■ **Aim**
Your task is to output the entries below word for word.

■ **The records**

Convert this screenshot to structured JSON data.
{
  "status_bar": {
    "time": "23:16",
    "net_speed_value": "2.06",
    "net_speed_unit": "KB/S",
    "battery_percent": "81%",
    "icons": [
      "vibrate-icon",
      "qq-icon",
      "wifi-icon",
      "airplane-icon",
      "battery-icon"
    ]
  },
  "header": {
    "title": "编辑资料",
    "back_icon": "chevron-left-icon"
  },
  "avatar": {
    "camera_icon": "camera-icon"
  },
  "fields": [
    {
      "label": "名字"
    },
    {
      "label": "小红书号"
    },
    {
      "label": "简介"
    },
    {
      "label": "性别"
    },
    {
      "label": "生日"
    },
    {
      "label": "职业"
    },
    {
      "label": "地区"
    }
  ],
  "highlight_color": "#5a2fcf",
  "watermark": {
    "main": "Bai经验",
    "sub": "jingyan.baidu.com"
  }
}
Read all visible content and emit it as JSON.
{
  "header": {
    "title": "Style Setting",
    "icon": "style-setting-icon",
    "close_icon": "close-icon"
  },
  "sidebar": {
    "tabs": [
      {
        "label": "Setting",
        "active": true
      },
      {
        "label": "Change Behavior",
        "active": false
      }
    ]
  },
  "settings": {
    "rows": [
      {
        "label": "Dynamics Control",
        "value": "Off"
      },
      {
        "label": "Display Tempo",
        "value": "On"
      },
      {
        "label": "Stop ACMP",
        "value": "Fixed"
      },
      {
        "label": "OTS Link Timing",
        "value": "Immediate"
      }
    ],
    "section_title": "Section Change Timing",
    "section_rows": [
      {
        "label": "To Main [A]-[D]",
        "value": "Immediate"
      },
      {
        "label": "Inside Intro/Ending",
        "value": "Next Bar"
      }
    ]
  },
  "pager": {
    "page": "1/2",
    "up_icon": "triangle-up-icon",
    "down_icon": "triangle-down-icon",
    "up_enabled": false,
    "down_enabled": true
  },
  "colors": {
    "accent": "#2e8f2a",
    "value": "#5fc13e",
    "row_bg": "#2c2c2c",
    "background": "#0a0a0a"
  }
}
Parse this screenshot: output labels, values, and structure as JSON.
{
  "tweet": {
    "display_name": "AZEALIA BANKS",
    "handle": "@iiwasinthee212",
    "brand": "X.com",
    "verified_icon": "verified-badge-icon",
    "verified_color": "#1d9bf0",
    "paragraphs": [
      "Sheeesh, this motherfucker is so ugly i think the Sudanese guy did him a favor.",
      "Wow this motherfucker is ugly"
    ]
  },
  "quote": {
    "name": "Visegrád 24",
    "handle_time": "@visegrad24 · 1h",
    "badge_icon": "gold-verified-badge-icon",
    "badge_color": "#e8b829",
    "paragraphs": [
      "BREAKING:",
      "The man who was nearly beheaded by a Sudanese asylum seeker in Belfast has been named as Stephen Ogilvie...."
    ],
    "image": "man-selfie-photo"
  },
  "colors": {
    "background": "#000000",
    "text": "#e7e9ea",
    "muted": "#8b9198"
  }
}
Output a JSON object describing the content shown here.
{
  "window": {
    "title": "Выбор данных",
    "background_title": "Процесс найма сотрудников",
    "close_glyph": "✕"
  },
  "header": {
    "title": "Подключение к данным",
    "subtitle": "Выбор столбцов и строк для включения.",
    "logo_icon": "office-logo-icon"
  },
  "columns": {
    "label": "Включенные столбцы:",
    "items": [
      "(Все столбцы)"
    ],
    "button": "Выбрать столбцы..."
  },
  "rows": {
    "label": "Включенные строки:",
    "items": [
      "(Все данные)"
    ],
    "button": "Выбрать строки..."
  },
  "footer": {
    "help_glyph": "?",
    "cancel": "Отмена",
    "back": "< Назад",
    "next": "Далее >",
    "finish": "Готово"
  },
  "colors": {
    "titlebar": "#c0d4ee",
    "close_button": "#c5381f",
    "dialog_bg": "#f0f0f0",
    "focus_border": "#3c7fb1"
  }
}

■ **Response**
Convert this screenshot to structured JSON data.
{
  "status_bar": {
    "time": "23:16",
    "net_speed_value": "2.06",
    "net_speed_unit": "KB/S",
    "battery_percent": "81%",
    "icons": [
      "vibrate-icon",
      "qq-icon",
      "wifi-icon",
      "airplane-icon",
      "battery-icon"
    ]
  },
  "header": {
    "title": "编辑资料",
    "back_icon": "chevron-left-icon"
  },
  "avatar": {
    "camera_icon": "camera-icon"
  },
  "fields": [
    {
      "label": "名字"
    },
    {
      "label": "小红书号"
    },
    {
      "label": "简介"
    },
    {
      "label": "性别"
    },
    {
      "label": "生日"
    },
    {
      "label": "职业"
    },
    {
      "label": "地区"
    }
  ],
  "highlight_color": "#5a2fcf",
  "watermark": {
    "main": "Bai经验",
    "sub": "jingyan.baidu.com"
  }
}
Read all visible content and emit it as JSON.
{
  "header": {
    "title": "Style Setting",
    "icon": "style-setting-icon",
    "close_icon": "close-icon"
  },
  "sidebar": {
    "tabs": [
      {
        "label": "Setting",
        "active": true
      },
      {
        "label": "Change Behavior",
        "active": false
      }
    ]
  },
  "settings": {
    "rows": [
      {
        "label": "Dynamics Control",
        "value": "Off"
      },
      {
        "label": "Display Tempo",
        "value": "On"
      },
      {
        "label": "Stop ACMP",
        "value": "Fixed"
      },
      {
        "label": "OTS Link Timing",
        "value": "Immediate"
      }
    ],
    "section_title": "Section Change Timing",
    "section_rows": [
      {
        "label": "To Main [A]-[D]",
        "value": "Immediate"
      },
      {
        "label": "Inside Intro/Ending",
        "value": "Next Bar"
      }
    ]
  },
  "pager": {
    "page": "1/2",
    "up_icon": "triangle-up-icon",
    "down_icon": "triangle-down-icon",
    "up_enabled": false,
    "down_enabled": true
  },
  "colors": {
    "accent": "#2e8f2a",
    "value": "#5fc13e",
    "row_bg": "#2c2c2c",
    "background": "#0a0a0a"
  }
}
Parse this screenshot: output labels, values, and structure as JSON.
{
  "tweet": {
    "display_name": "AZEALIA BANKS",
    "handle": "@iiwasinthee212",
    "brand": "X.com",
    "verified_icon": "verified-badge-icon",
    "verified_color": "#1d9bf0",
    "paragraphs": [
      "Sheeesh, this motherfucker is so ugly i think the Sudanese guy did him a favor.",
      "Wow this motherfucker is ugly"
    ]
  },
  "quote": {
    "name": "Visegrád 24",
    "handle_time": "@visegrad24 · 1h",
    "badge_icon": "gold-verified-badge-icon",
    "badge_color": "#e8b829",
    "paragraphs": [
      "BREAKING:",
      "The man who was nearly beheaded by a Sudanese asylum seeker in Belfast has been named as Stephen Ogilvie...."
    ],
    "image": "man-selfie-photo"
  },
  "colors": {
    "background": "#000000",
    "text": "#e7e9ea",
    "muted": "#8b9198"
  }
}
Output a JSON object describing the content shown here.
{
  "window": {
    "title": "Выбор данных",
    "background_title": "Процесс найма сотрудников",
    "close_glyph": "✕"
  },
  "header": {
    "title": "Подключение к данным",
    "subtitle": "Выбор столбцов и строк для включения.",
    "logo_icon": "office-logo-icon"
  },
  "columns": {
    "label": "Включенные столбцы:",
    "items": [
      "(Все столбцы)"
    ],
    "button": "Выбрать столбцы..."
  },
  "rows": {
    "label": "Включенные строки:",
    "items": [
      "(Все данные)"
    ],
    "button": "Выбрать строки..."
  },
  "footer": {
    "help_glyph": "?",
    "cancel": "Отмена",
    "back": "< Назад",
    "next": "Далее >",
    "finish": "Готово"
  },
  "colors": {
    "titlebar": "#c0d4ee",
    "close_button": "#c5381f",
    "dialog_bg": "#f0f0f0",
    "focus_border": "#3c7fb1"
  }
}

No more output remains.